What is needed:
Copy out every line that contains "email".

···

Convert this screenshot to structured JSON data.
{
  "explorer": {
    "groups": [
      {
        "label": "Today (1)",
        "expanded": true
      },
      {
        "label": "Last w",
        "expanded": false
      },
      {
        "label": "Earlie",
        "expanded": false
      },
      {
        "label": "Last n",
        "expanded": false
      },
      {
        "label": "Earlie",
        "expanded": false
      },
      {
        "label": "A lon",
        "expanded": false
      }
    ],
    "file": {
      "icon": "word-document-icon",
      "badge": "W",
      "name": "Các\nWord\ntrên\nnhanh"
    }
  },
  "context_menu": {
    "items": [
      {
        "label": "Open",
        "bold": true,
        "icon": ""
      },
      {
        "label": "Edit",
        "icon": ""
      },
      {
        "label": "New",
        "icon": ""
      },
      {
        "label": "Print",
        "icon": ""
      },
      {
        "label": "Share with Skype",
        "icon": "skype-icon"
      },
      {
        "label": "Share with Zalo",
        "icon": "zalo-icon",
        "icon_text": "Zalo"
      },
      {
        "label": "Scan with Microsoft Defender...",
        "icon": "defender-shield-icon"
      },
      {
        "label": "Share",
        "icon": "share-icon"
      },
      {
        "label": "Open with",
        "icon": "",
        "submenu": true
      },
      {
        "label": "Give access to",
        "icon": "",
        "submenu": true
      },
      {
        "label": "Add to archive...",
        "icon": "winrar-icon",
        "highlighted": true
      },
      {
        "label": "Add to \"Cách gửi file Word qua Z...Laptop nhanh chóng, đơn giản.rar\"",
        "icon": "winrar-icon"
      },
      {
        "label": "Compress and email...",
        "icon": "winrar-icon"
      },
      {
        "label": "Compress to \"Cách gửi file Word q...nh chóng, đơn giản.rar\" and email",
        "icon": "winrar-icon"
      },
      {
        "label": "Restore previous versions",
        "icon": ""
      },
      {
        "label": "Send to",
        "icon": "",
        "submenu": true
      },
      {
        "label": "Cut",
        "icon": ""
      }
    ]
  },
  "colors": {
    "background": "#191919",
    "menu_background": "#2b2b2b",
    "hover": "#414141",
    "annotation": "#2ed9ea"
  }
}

···

Expected answer:
        "label": "Compress and email...",
        "label": "Compress to \"Cách gửi file Word q...nh chóng, đơn giản.rar\" and email",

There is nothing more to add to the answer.